• _Materials provided_
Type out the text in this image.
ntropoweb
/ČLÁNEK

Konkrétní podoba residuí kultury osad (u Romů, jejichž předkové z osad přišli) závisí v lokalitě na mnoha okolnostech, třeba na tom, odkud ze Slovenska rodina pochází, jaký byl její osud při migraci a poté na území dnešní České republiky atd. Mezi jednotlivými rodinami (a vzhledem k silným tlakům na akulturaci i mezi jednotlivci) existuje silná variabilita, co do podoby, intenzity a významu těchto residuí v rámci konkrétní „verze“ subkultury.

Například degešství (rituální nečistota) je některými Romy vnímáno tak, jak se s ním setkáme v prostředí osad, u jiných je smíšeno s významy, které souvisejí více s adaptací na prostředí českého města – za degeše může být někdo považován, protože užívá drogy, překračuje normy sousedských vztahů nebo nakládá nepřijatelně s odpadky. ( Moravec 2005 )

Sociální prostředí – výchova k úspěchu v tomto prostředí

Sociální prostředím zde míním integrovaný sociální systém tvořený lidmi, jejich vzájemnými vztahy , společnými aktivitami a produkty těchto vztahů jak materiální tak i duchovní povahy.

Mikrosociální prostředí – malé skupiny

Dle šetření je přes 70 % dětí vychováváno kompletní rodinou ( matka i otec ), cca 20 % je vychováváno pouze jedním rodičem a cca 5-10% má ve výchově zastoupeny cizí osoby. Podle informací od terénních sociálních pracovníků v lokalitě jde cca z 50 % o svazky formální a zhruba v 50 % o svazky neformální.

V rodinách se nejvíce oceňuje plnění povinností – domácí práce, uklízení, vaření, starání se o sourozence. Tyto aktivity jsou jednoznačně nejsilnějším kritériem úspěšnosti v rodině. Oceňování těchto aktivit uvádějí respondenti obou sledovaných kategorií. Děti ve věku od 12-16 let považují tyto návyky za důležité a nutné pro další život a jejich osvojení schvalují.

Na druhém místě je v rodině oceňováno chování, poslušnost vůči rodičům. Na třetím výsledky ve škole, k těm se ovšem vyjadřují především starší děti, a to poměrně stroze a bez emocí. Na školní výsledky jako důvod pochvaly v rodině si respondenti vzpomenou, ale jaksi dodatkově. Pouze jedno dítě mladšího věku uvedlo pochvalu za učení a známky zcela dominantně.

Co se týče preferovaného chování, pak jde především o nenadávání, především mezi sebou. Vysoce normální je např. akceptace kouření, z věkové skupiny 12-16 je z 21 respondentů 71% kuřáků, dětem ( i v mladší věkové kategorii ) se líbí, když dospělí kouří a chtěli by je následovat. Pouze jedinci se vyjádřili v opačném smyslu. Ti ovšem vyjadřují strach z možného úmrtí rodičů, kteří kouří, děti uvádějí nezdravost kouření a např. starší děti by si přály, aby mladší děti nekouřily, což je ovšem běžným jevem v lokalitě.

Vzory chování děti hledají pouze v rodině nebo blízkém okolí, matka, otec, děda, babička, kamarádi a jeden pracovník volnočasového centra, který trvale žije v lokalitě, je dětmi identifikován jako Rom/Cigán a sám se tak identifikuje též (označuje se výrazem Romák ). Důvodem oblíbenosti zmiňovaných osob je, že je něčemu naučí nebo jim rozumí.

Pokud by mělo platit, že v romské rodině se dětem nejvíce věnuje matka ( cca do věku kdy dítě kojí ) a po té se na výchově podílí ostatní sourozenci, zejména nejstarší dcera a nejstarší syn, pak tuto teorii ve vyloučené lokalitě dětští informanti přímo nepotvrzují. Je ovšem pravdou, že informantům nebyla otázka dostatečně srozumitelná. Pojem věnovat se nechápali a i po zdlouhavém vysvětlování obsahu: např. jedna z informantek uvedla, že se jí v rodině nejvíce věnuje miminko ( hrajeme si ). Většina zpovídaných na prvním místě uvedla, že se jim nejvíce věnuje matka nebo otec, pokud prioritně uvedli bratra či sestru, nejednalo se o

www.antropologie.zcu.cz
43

• _Exercise description_
Write the whole listing out again. Keep every line exactly as it is.

• _The response_
Type out the text in this image.
ntropoweb
/ČLÁNEK

Konkrétní podoba residuí kultury osad (u Romů, jejichž předkové z osad přišli) závisí v lokalitě na mnoha okolnostech, třeba na tom, odkud ze Slovenska rodina pochází, jaký byl její osud při migraci a poté na území dnešní České republiky atd. Mezi jednotlivými rodinami (a vzhledem k silným tlakům na akulturaci i mezi jednotlivci) existuje silná variabilita, co do podoby, intenzity a významu těchto residuí v rámci konkrétní „verze“ subkultury.

Například degešství (rituální nečistota) je některými Romy vnímáno tak, jak se s ním setkáme v prostředí osad, u jiných je smíšeno s významy, které souvisejí více s adaptací na prostředí českého města – za degeše může být někdo považován, protože užívá drogy, překračuje normy sousedských vztahů nebo nakládá nepřijatelně s odpadky. ( Moravec 2005 )

Sociální prostředí – výchova k úspěchu v tomto prostředí

Sociální prostředím zde míním integrovaný sociální systém tvořený lidmi, jejich vzájemnými vztahy , společnými aktivitami a produkty těchto vztahů jak materiální tak i duchovní povahy.

Mikrosociální prostředí – malé skupiny

Dle šetření je přes 70 % dětí vychováváno kompletní rodinou ( matka i otec ), cca 20 % je vychováváno pouze jedním rodičem a cca 5-10% má ve výchově zastoupeny cizí osoby. Podle informací od terénních sociálních pracovníků v lokalitě jde cca z 50 % o svazky formální a zhruba v 50 % o svazky neformální.

V rodinách se nejvíce oceňuje plnění povinností – domácí práce, uklízení, vaření, starání se o sourozence. Tyto aktivity jsou jednoznačně nejsilnějším kritériem úspěšnosti v rodině. Oceňování těchto aktivit uvádějí respondenti obou sledovaných kategorií. Děti ve věku od 12-16 let považují tyto návyky za důležité a nutné pro další život a jejich osvojení schvalují.

Na druhém místě je v rodině oceňováno chování, poslušnost vůči rodičům. Na třetím výsledky ve škole, k těm se ovšem vyjadřují především starší děti, a to poměrně stroze a bez emocí. Na školní výsledky jako důvod pochvaly v rodině si respondenti vzpomenou, ale jaksi dodatkově. Pouze jedno dítě mladšího věku uvedlo pochvalu za učení a známky zcela dominantně.

Co se týče preferovaného chování, pak jde především o nenadávání, především mezi sebou. Vysoce normální je např. akceptace kouření, z věkové skupiny 12-16 je z 21 respondentů 71% kuřáků, dětem ( i v mladší věkové kategorii ) se líbí, když dospělí kouří a chtěli by je následovat. Pouze jedinci se vyjádřili v opačném smyslu. Ti ovšem vyjadřují strach z možného úmrtí rodičů, kteří kouří, děti uvádějí nezdravost kouření a např. starší děti by si přály, aby mladší děti nekouřily, což je ovšem běžným jevem v lokalitě.

Vzory chování děti hledají pouze v rodině nebo blízkém okolí, matka, otec, děda, babička, kamarádi a jeden pracovník volnočasového centra, který trvale žije v lokalitě, je dětmi identifikován jako Rom/Cigán a sám se tak identifikuje též (označuje se výrazem Romák ). Důvodem oblíbenosti zmiňovaných osob je, že je něčemu naučí nebo jim rozumí.

Pokud by mělo platit, že v romské rodině se dětem nejvíce věnuje matka ( cca do věku kdy dítě kojí ) a po té se na výchově podílí ostatní sourozenci, zejména nejstarší dcera a nejstarší syn, pak tuto teorii ve vyloučené lokalitě dětští informanti přímo nepotvrzují. Je ovšem pravdou, že informantům nebyla otázka dostatečně srozumitelná. Pojem věnovat se nechápali a i po zdlouhavém vysvětlování obsahu: např. jedna z informantek uvedla, že se jí v rodině nejvíce věnuje miminko ( hrajeme si ). Většina zpovídaných na prvním místě uvedla, že se jim nejvíce věnuje matka nebo otec, pokud prioritně uvedli bratra či sestru, nejednalo se o

www.antropologie.zcu.cz
43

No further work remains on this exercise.